• _Exercise_: Repeat the whole listing exactly as written.
--- begin Available records ---
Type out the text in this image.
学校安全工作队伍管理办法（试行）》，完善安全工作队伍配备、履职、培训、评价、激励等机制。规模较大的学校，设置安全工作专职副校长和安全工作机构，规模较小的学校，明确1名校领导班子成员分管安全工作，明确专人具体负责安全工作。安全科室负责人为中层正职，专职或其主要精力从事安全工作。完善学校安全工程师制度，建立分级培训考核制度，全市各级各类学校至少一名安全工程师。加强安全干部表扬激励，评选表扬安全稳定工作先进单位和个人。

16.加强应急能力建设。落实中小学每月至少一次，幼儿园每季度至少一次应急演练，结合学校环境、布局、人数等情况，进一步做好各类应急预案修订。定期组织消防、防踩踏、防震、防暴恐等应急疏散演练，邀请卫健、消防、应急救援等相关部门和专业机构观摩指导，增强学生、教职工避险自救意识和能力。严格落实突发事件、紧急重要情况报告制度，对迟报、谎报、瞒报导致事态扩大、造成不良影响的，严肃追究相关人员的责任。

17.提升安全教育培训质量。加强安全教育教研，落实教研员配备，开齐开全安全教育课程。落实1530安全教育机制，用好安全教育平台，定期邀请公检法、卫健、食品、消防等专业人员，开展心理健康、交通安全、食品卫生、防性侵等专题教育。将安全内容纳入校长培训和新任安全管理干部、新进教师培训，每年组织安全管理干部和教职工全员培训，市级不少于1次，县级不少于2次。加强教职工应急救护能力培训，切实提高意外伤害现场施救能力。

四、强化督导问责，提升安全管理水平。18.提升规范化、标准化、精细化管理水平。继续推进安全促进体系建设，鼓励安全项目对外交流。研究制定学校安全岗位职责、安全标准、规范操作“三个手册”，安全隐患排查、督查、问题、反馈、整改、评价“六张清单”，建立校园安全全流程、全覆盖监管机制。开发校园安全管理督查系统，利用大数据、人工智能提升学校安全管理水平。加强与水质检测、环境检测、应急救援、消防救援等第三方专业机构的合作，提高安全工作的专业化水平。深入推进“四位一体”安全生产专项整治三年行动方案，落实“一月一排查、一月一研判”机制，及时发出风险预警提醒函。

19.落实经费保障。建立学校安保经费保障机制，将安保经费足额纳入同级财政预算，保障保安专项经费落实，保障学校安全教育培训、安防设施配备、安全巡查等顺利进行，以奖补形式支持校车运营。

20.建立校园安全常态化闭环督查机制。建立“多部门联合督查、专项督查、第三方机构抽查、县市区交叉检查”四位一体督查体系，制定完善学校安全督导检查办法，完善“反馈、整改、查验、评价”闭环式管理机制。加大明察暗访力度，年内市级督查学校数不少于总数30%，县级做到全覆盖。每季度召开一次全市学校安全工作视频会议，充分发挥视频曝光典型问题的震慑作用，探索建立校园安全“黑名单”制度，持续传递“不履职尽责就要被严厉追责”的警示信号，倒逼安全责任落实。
--- end Available records ---
• _Written answer_:
Type out the text in this image.
学校安全工作队伍管理办法（试行）》，完善安全工作队伍配备、履职、培训、评价、激励等机制。规模较大的学校，设置安全工作专职副校长和安全工作机构，规模较小的学校，明确1名校领导班子成员分管安全工作，明确专人具体负责安全工作。安全科室负责人为中层正职，专职或其主要精力从事安全工作。完善学校安全工程师制度，建立分级培训考核制度，全市各级各类学校至少一名安全工程师。加强安全干部表扬激励，评选表扬安全稳定工作先进单位和个人。

16.加强应急能力建设。落实中小学每月至少一次，幼儿园每季度至少一次应急演练，结合学校环境、布局、人数等情况，进一步做好各类应急预案修订。定期组织消防、防踩踏、防震、防暴恐等应急疏散演练，邀请卫健、消防、应急救援等相关部门和专业机构观摩指导，增强学生、教职工避险自救意识和能力。严格落实突发事件、紧急重要情况报告制度，对迟报、谎报、瞒报导致事态扩大、造成不良影响的，严肃追究相关人员的责任。

17.提升安全教育培训质量。加强安全教育教研，落实教研员配备，开齐开全安全教育课程。落实1530安全教育机制，用好安全教育平台，定期邀请公检法、卫健、食品、消防等专业人员，开展心理健康、交通安全、食品卫生、防性侵等专题教育。将安全内容纳入校长培训和新任安全管理干部、新进教师培训，每年组织安全管理干部和教职工全员培训，市级不少于1次，县级不少于2次。加强教职工应急救护能力培训，切实提高意外伤害现场施救能力。

四、强化督导问责，提升安全管理水平。18.提升规范化、标准化、精细化管理水平。继续推进安全促进体系建设，鼓励安全项目对外交流。研究制定学校安全岗位职责、安全标准、规范操作“三个手册”，安全隐患排查、督查、问题、反馈、整改、评价“六张清单”，建立校园安全全流程、全覆盖监管机制。开发校园安全管理督查系统，利用大数据、人工智能提升学校安全管理水平。加强与水质检测、环境检测、应急救援、消防救援等第三方专业机构的合作，提高安全工作的专业化水平。深入推进“四位一体”安全生产专项整治三年行动方案，落实“一月一排查、一月一研判”机制，及时发出风险预警提醒函。

19.落实经费保障。建立学校安保经费保障机制，将安保经费足额纳入同级财政预算，保障保安专项经费落实，保障学校安全教育培训、安防设施配备、安全巡查等顺利进行，以奖补形式支持校车运营。

20.建立校园安全常态化闭环督查机制。建立“多部门联合督查、专项督查、第三方机构抽查、县市区交叉检查”四位一体督查体系，制定完善学校安全督导检查办法，完善“反馈、整改、查验、评价”闭环式管理机制。加大明察暗访力度，年内市级督查学校数不少于总数30%，县级做到全覆盖。每季度召开一次全市学校安全工作视频会议，充分发挥视频曝光典型问题的震慑作用，探索建立校园安全“黑名单”制度，持续传递“不履职尽责就要被严厉追责”的警示信号，倒逼安全责任落实。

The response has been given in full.